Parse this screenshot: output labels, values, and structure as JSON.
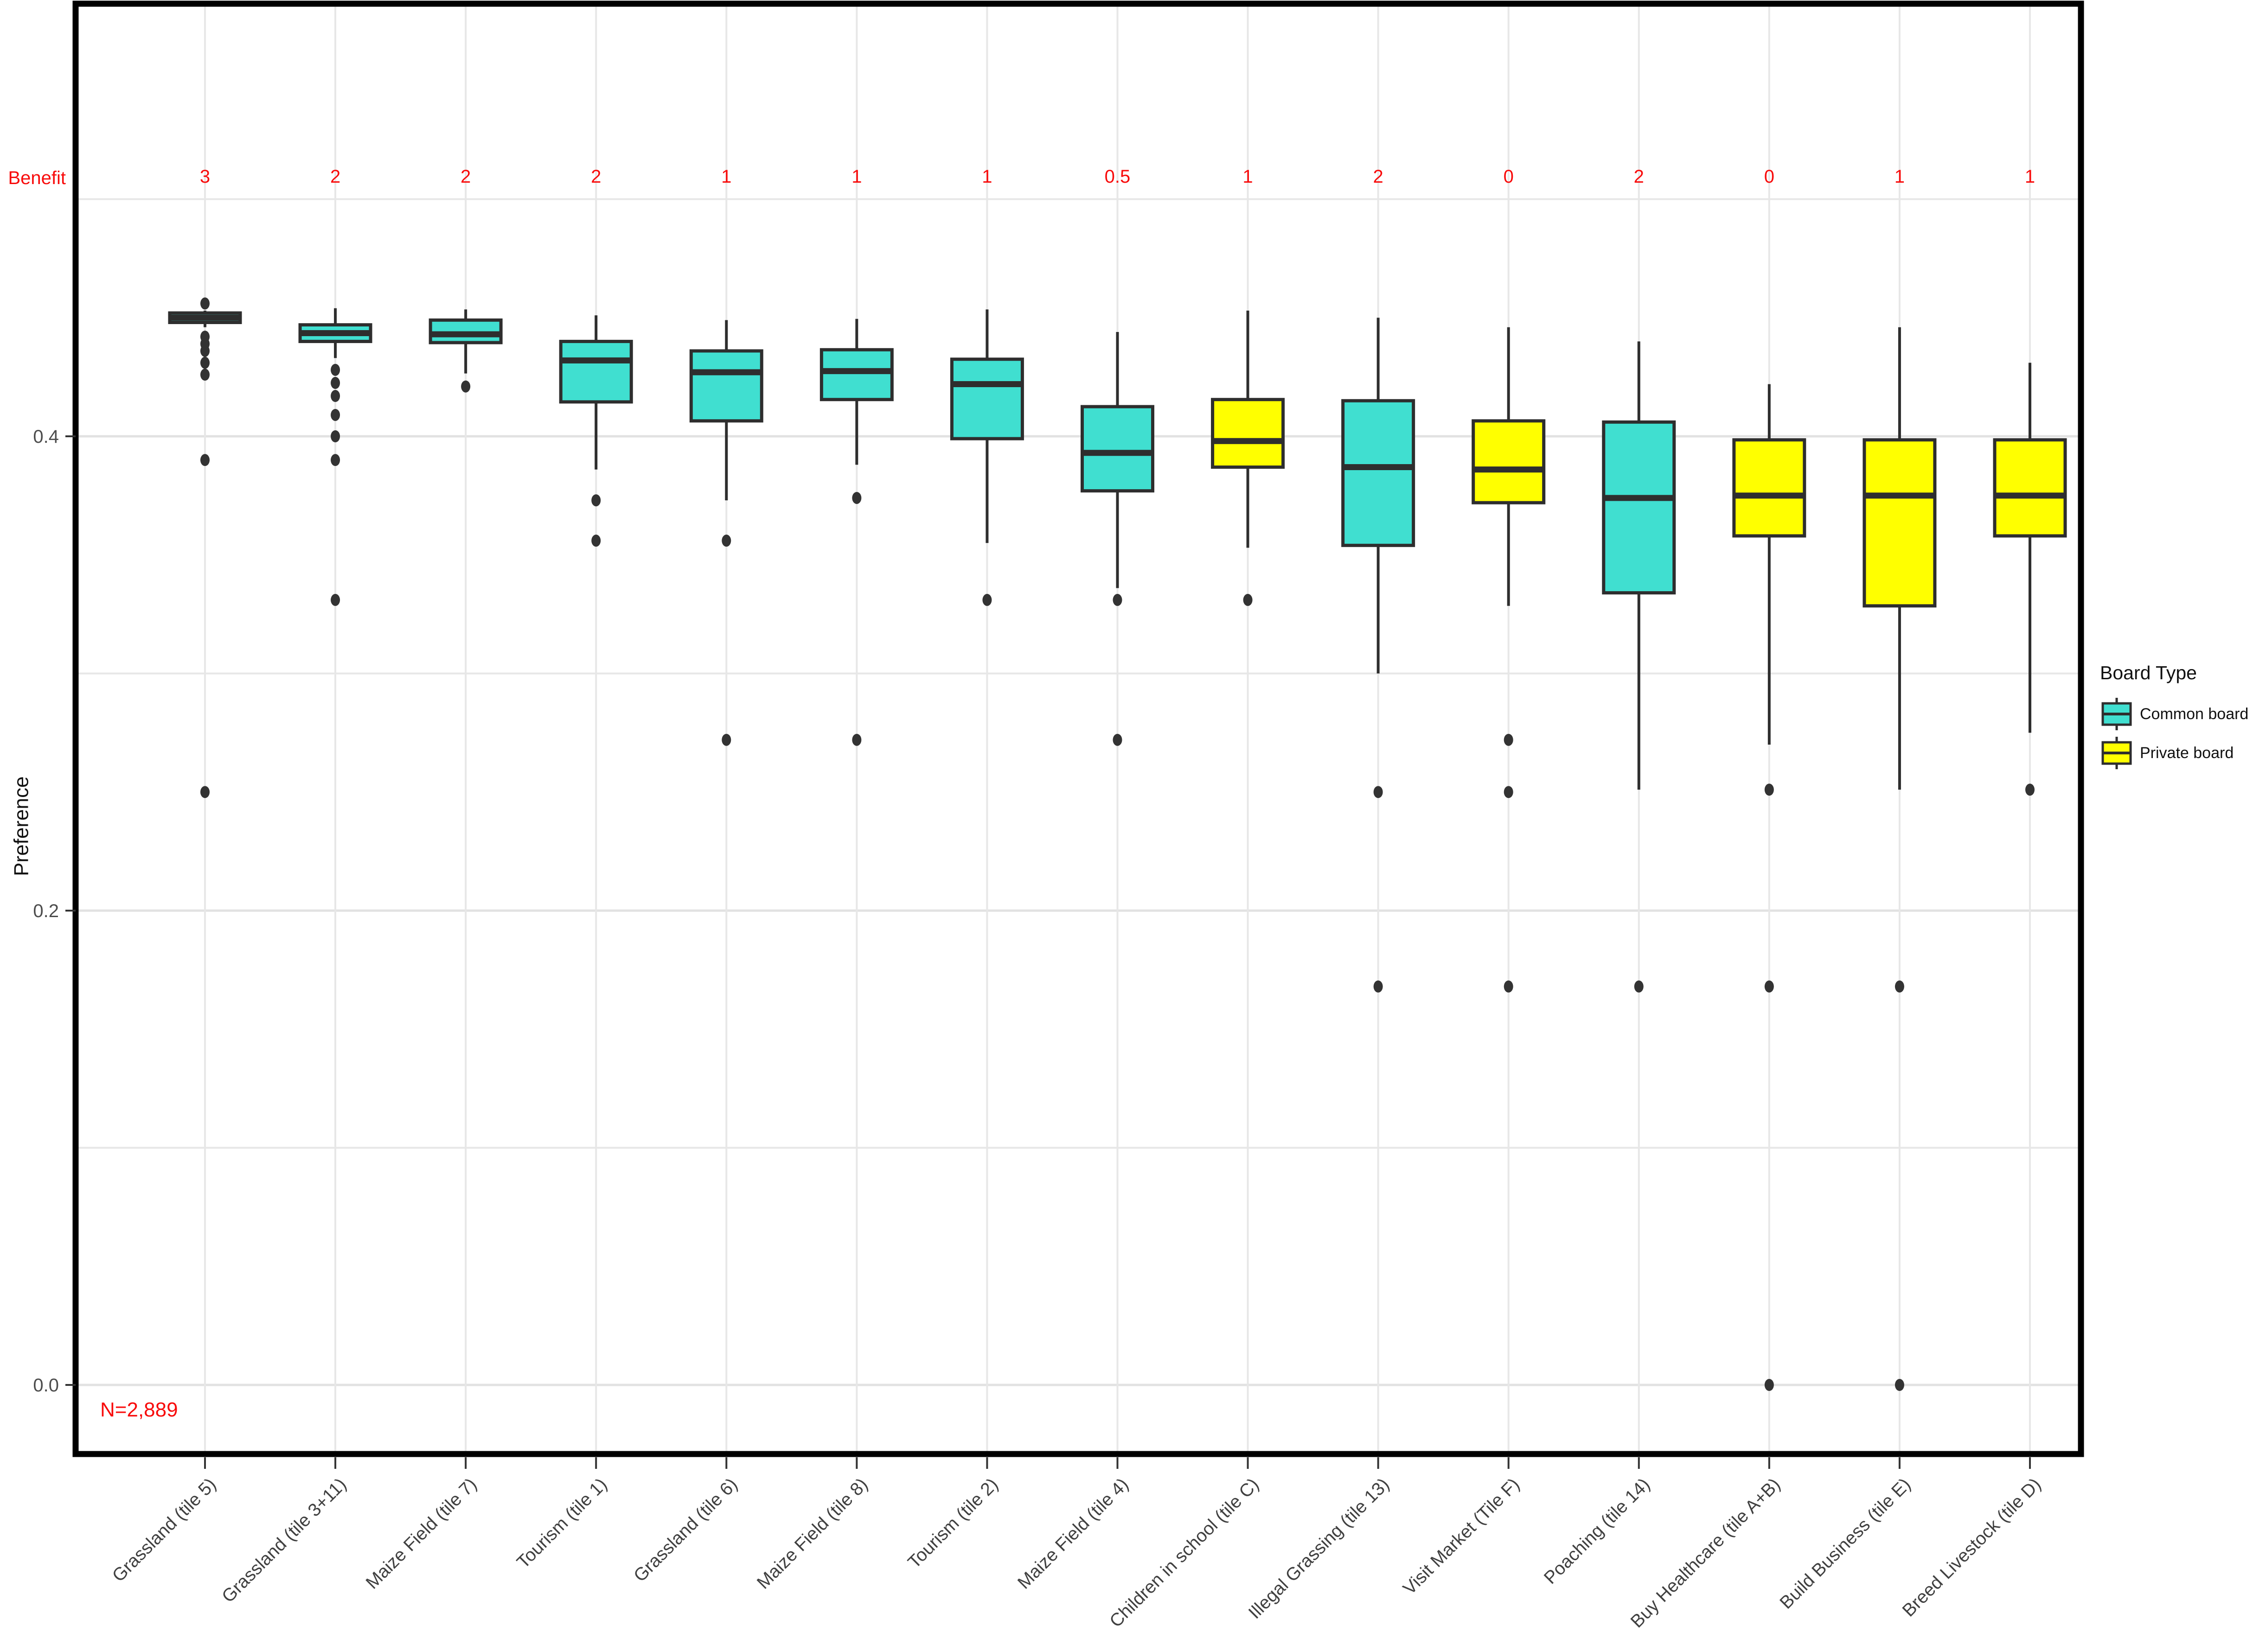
{
  "chart_data": {
    "type": "boxplot",
    "title": "",
    "xlabel": "",
    "ylabel": "Preference",
    "benefit_row_label": "Benefit",
    "n_label": "N=2,889",
    "annotation_color": "#f80b0b",
    "y_ticks": [
      {
        "value": 0.4,
        "label": "0.4"
      },
      {
        "value": 0.2,
        "label": "0.2"
      },
      {
        "value": 0.0,
        "label": "0.0"
      }
    ],
    "y_minor_gridlines": [
      0.5,
      0.3,
      0.1
    ],
    "ylim": [
      -0.029,
      0.582
    ],
    "grid": true,
    "legend": {
      "title": "Board Type",
      "position": "right",
      "items": [
        {
          "label": "Common board",
          "key": "common",
          "color": "#40dfd0"
        },
        {
          "label": "Private board",
          "key": "private",
          "color": "#ffff00"
        }
      ]
    },
    "categories": [
      {
        "label": "Grassland (tile 5)",
        "board": "common",
        "benefit": "3",
        "whisker_low": 0.446,
        "q1": 0.448,
        "median": 0.45,
        "q3": 0.452,
        "whisker_high": 0.453,
        "outliers": [
          0.456,
          0.442,
          0.439,
          0.436,
          0.431,
          0.426,
          0.39,
          0.25
        ]
      },
      {
        "label": "Grassland (tile 3+11)",
        "board": "common",
        "benefit": "2",
        "whisker_low": 0.433,
        "q1": 0.44,
        "median": 0.4435,
        "q3": 0.447,
        "whisker_high": 0.454,
        "outliers": [
          0.428,
          0.4225,
          0.417,
          0.409,
          0.4,
          0.39,
          0.331
        ]
      },
      {
        "label": "Maize Field (tile 7)",
        "board": "common",
        "benefit": "2",
        "whisker_low": 0.4265,
        "q1": 0.4395,
        "median": 0.443,
        "q3": 0.449,
        "whisker_high": 0.4535,
        "outliers": [
          0.421
        ]
      },
      {
        "label": "Tourism (tile 1)",
        "board": "common",
        "benefit": "2",
        "whisker_low": 0.386,
        "q1": 0.4145,
        "median": 0.432,
        "q3": 0.44,
        "whisker_high": 0.451,
        "outliers": [
          0.373,
          0.356
        ]
      },
      {
        "label": "Grassland (tile 6)",
        "board": "common",
        "benefit": "1",
        "whisker_low": 0.373,
        "q1": 0.4065,
        "median": 0.427,
        "q3": 0.436,
        "whisker_high": 0.449,
        "outliers": [
          0.356,
          0.272
        ]
      },
      {
        "label": "Maize Field (tile 8)",
        "board": "common",
        "benefit": "1",
        "whisker_low": 0.388,
        "q1": 0.4155,
        "median": 0.4275,
        "q3": 0.4365,
        "whisker_high": 0.4495,
        "outliers": [
          0.374,
          0.272
        ]
      },
      {
        "label": "Tourism (tile 2)",
        "board": "common",
        "benefit": "1",
        "whisker_low": 0.355,
        "q1": 0.399,
        "median": 0.422,
        "q3": 0.4325,
        "whisker_high": 0.4535,
        "outliers": [
          0.331
        ]
      },
      {
        "label": "Maize Field (tile 4)",
        "board": "common",
        "benefit": "0.5",
        "whisker_low": 0.336,
        "q1": 0.377,
        "median": 0.393,
        "q3": 0.4125,
        "whisker_high": 0.444,
        "outliers": [
          0.331,
          0.272
        ]
      },
      {
        "label": "Children in school (tile C)",
        "board": "private",
        "benefit": "1",
        "whisker_low": 0.353,
        "q1": 0.387,
        "median": 0.398,
        "q3": 0.4155,
        "whisker_high": 0.453,
        "outliers": [
          0.331
        ]
      },
      {
        "label": "Illegal Grassing (tile 13)",
        "board": "common",
        "benefit": "2",
        "whisker_low": 0.3,
        "q1": 0.354,
        "median": 0.387,
        "q3": 0.415,
        "whisker_high": 0.45,
        "outliers": [
          0.25,
          0.168
        ]
      },
      {
        "label": "Visit Market (Tile F)",
        "board": "private",
        "benefit": "0",
        "whisker_low": 0.3285,
        "q1": 0.372,
        "median": 0.386,
        "q3": 0.4065,
        "whisker_high": 0.446,
        "outliers": [
          0.272,
          0.25,
          0.168
        ]
      },
      {
        "label": "Poaching (tile 14)",
        "board": "common",
        "benefit": "2",
        "whisker_low": 0.251,
        "q1": 0.334,
        "median": 0.374,
        "q3": 0.406,
        "whisker_high": 0.44,
        "outliers": [
          0.168
        ]
      },
      {
        "label": "Buy Healthcare (tile A+B)",
        "board": "private",
        "benefit": "0",
        "whisker_low": 0.27,
        "q1": 0.358,
        "median": 0.375,
        "q3": 0.3985,
        "whisker_high": 0.422,
        "outliers": [
          0.251,
          0.168,
          0.0
        ]
      },
      {
        "label": "Build Business (tile E)",
        "board": "private",
        "benefit": "1",
        "whisker_low": 0.251,
        "q1": 0.3285,
        "median": 0.375,
        "q3": 0.3985,
        "whisker_high": 0.446,
        "outliers": [
          0.168,
          0.0
        ]
      },
      {
        "label": "Breed Livestock (tile D)",
        "board": "private",
        "benefit": "1",
        "whisker_low": 0.275,
        "q1": 0.358,
        "median": 0.375,
        "q3": 0.3985,
        "whisker_high": 0.431,
        "outliers": [
          0.251
        ]
      }
    ],
    "style": {
      "box_border_color": "#2e2e2e",
      "outlier_color": "#333333",
      "grid_color": "#e7e7e7",
      "panel_border_color": "#000000",
      "axis_text_color": "#4d4d4d"
    }
  }
}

### STATED GOAL
Give every line back word for word and leave the pictures out.

### RESULT FOR THIS EXERCISE
Parse this screenshot: output labels, values, and structure as JSON.
{
  "chart_data": {
    "type": "boxplot",
    "title": "",
    "xlabel": "",
    "ylabel": "Preference",
    "benefit_row_label": "Benefit",
    "n_label": "N=2,889",
    "annotation_color": "#f80b0b",
    "y_ticks": [
      {
        "value": 0.4,
        "label": "0.4"
      },
      {
        "value": 0.2,
        "label": "0.2"
      },
      {
        "value": 0.0,
        "label": "0.0"
      }
    ],
    "y_minor_gridlines": [
      0.5,
      0.3,
      0.1
    ],
    "ylim": [
      -0.029,
      0.582
    ],
    "grid": true,
    "legend": {
      "title": "Board Type",
      "position": "right",
      "items": [
        {
          "label": "Common board",
          "key": "common",
          "color": "#40dfd0"
        },
        {
          "label": "Private board",
          "key": "private",
          "color": "#ffff00"
        }
      ]
    },
    "categories": [
      {
        "label": "Grassland (tile 5)",
        "board": "common",
        "benefit": "3",
        "whisker_low": 0.446,
        "q1": 0.448,
        "median": 0.45,
        "q3": 0.452,
        "whisker_high": 0.453,
        "outliers": [
          0.456,
          0.442,
          0.439,
          0.436,
          0.431,
          0.426,
          0.39,
          0.25
        ]
      },
      {
        "label": "Grassland (tile 3+11)",
        "board": "common",
        "benefit": "2",
        "whisker_low": 0.433,
        "q1": 0.44,
        "median": 0.4435,
        "q3": 0.447,
        "whisker_high": 0.454,
        "outliers": [
          0.428,
          0.4225,
          0.417,
          0.409,
          0.4,
          0.39,
          0.331
        ]
      },
      {
        "label": "Maize Field (tile 7)",
        "board": "common",
        "benefit": "2",
        "whisker_low": 0.4265,
        "q1": 0.4395,
        "median": 0.443,
        "q3": 0.449,
        "whisker_high": 0.4535,
        "outliers": [
          0.421
        ]
      },
      {
        "label": "Tourism (tile 1)",
        "board": "common",
        "benefit": "2",
        "whisker_low": 0.386,
        "q1": 0.4145,
        "median": 0.432,
        "q3": 0.44,
        "whisker_high": 0.451,
        "outliers": [
          0.373,
          0.356
        ]
      },
      {
        "label": "Grassland (tile 6)",
        "board": "common",
        "benefit": "1",
        "whisker_low": 0.373,
        "q1": 0.4065,
        "median": 0.427,
        "q3": 0.436,
        "whisker_high": 0.449,
        "outliers": [
          0.356,
          0.272
        ]
      },
      {
        "label": "Maize Field (tile 8)",
        "board": "common",
        "benefit": "1",
        "whisker_low": 0.388,
        "q1": 0.4155,
        "median": 0.4275,
        "q3": 0.4365,
        "whisker_high": 0.4495,
        "outliers": [
          0.374,
          0.272
        ]
      },
      {
        "label": "Tourism (tile 2)",
        "board": "common",
        "benefit": "1",
        "whisker_low": 0.355,
        "q1": 0.399,
        "median": 0.422,
        "q3": 0.4325,
        "whisker_high": 0.4535,
        "outliers": [
          0.331
        ]
      },
      {
        "label": "Maize Field (tile 4)",
        "board": "common",
        "benefit": "0.5",
        "whisker_low": 0.336,
        "q1": 0.377,
        "median": 0.393,
        "q3": 0.4125,
        "whisker_high": 0.444,
        "outliers": [
          0.331,
          0.272
        ]
      },
      {
        "label": "Children in school (tile C)",
        "board": "private",
        "benefit": "1",
        "whisker_low": 0.353,
        "q1": 0.387,
        "median": 0.398,
        "q3": 0.4155,
        "whisker_high": 0.453,
        "outliers": [
          0.331
        ]
      },
      {
        "label": "Illegal Grassing (tile 13)",
        "board": "common",
        "benefit": "2",
        "whisker_low": 0.3,
        "q1": 0.354,
        "median": 0.387,
        "q3": 0.415,
        "whisker_high": 0.45,
        "outliers": [
          0.25,
          0.168
        ]
      },
      {
        "label": "Visit Market (Tile F)",
        "board": "private",
        "benefit": "0",
        "whisker_low": 0.3285,
        "q1": 0.372,
        "median": 0.386,
        "q3": 0.4065,
        "whisker_high": 0.446,
        "outliers": [
          0.272,
          0.25,
          0.168
        ]
      },
      {
        "label": "Poaching (tile 14)",
        "board": "common",
        "benefit": "2",
        "whisker_low": 0.251,
        "q1": 0.334,
        "median": 0.374,
        "q3": 0.406,
        "whisker_high": 0.44,
        "outliers": [
          0.168
        ]
      },
      {
        "label": "Buy Healthcare (tile A+B)",
        "board": "private",
        "benefit": "0",
        "whisker_low": 0.27,
        "q1": 0.358,
        "median": 0.375,
        "q3": 0.3985,
        "whisker_high": 0.422,
        "outliers": [
          0.251,
          0.168,
          0.0
        ]
      },
      {
        "label": "Build Business (tile E)",
        "board": "private",
        "benefit": "1",
        "whisker_low": 0.251,
        "q1": 0.3285,
        "median": 0.375,
        "q3": 0.3985,
        "whisker_high": 0.446,
        "outliers": [
          0.168,
          0.0
        ]
      },
      {
        "label": "Breed Livestock (tile D)",
        "board": "private",
        "benefit": "1",
        "whisker_low": 0.275,
        "q1": 0.358,
        "median": 0.375,
        "q3": 0.3985,
        "whisker_high": 0.431,
        "outliers": [
          0.251
        ]
      }
    ],
    "style": {
      "box_border_color": "#2e2e2e",
      "outlier_color": "#333333",
      "grid_color": "#e7e7e7",
      "panel_border_color": "#000000",
      "axis_text_color": "#4d4d4d"
    }
  }
}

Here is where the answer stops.